— BEGIN —
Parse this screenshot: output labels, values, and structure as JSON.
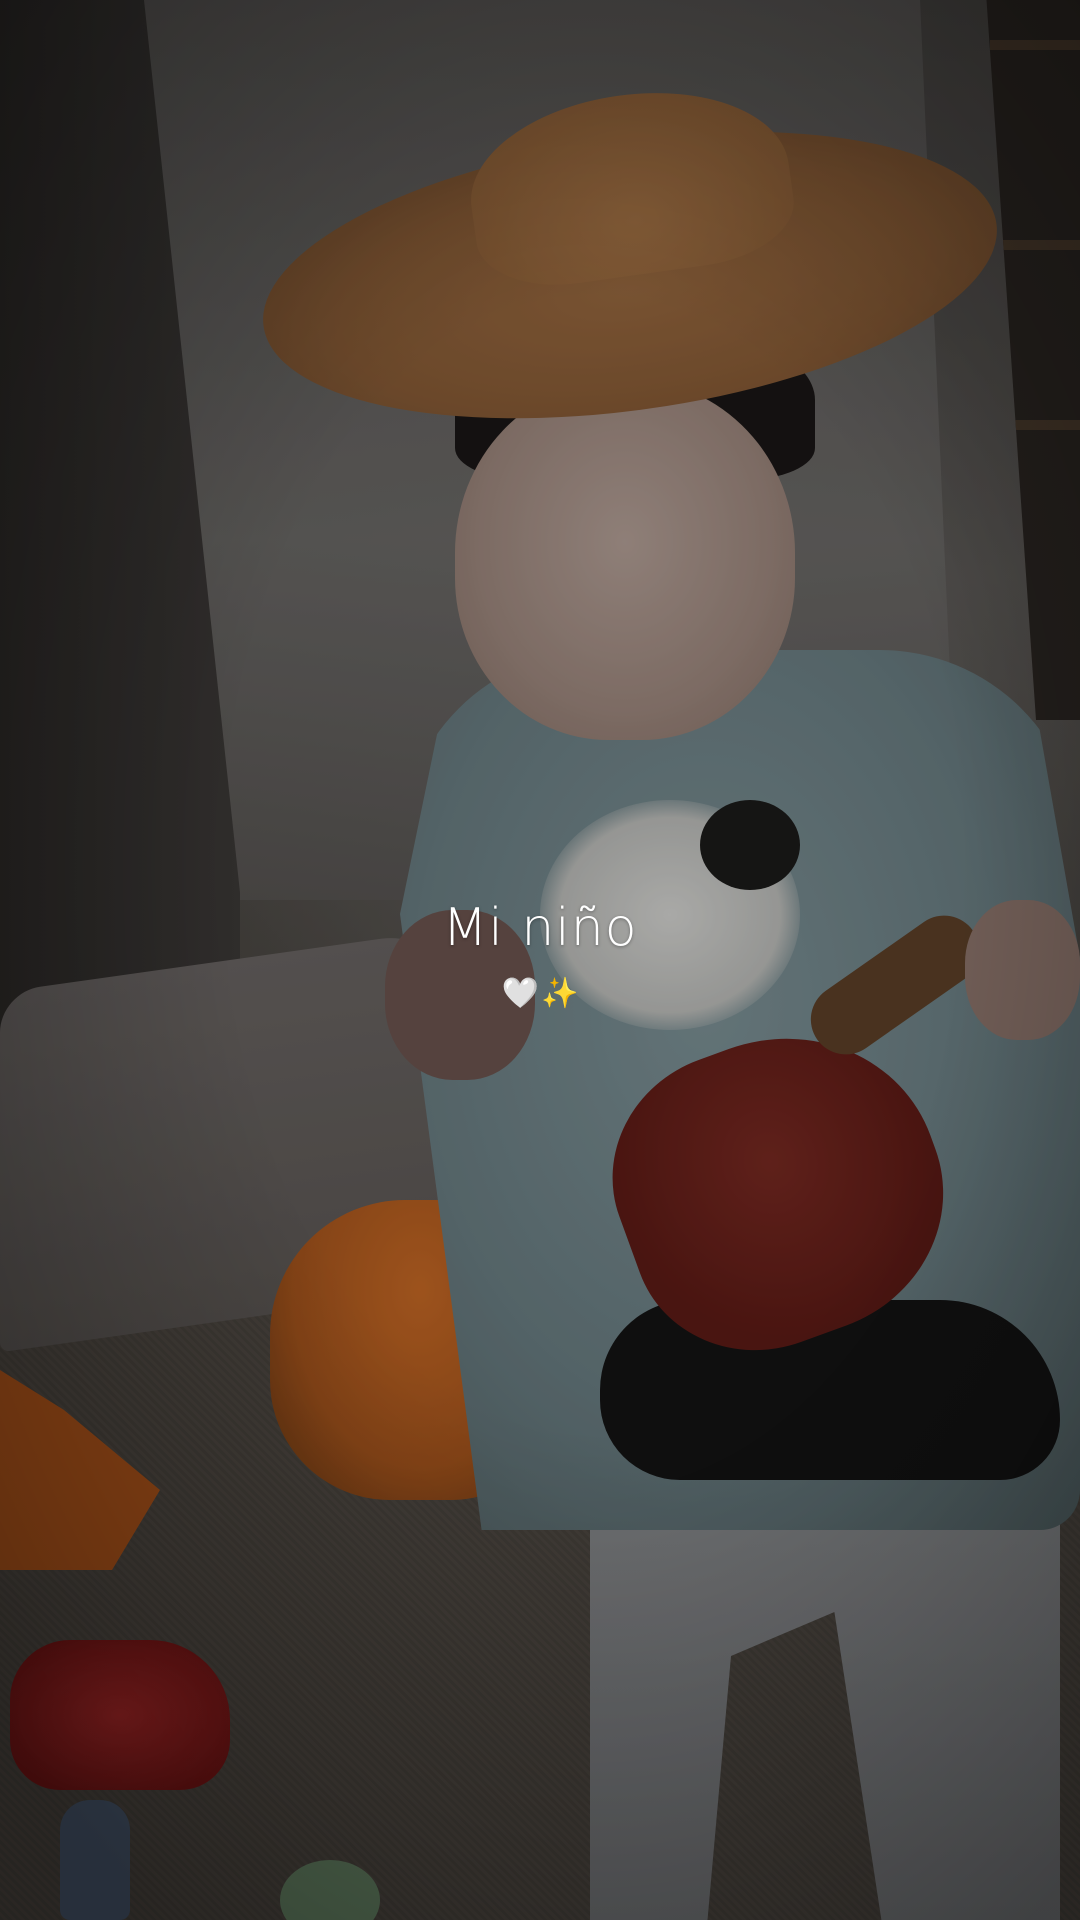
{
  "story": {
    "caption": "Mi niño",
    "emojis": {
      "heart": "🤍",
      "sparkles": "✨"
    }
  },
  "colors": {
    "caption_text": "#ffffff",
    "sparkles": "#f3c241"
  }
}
— END —
Your goal:
From the listing above, print every entry precisely and drop the pictures.

Expected answer:
Parse this screenshot: output labels, values, and structure as JSON.
{
  "story": {
    "caption": "Mi niño",
    "emojis": {
      "heart": "🤍",
      "sparkles": "✨"
    }
  },
  "colors": {
    "caption_text": "#ffffff",
    "sparkles": "#f3c241"
  }
}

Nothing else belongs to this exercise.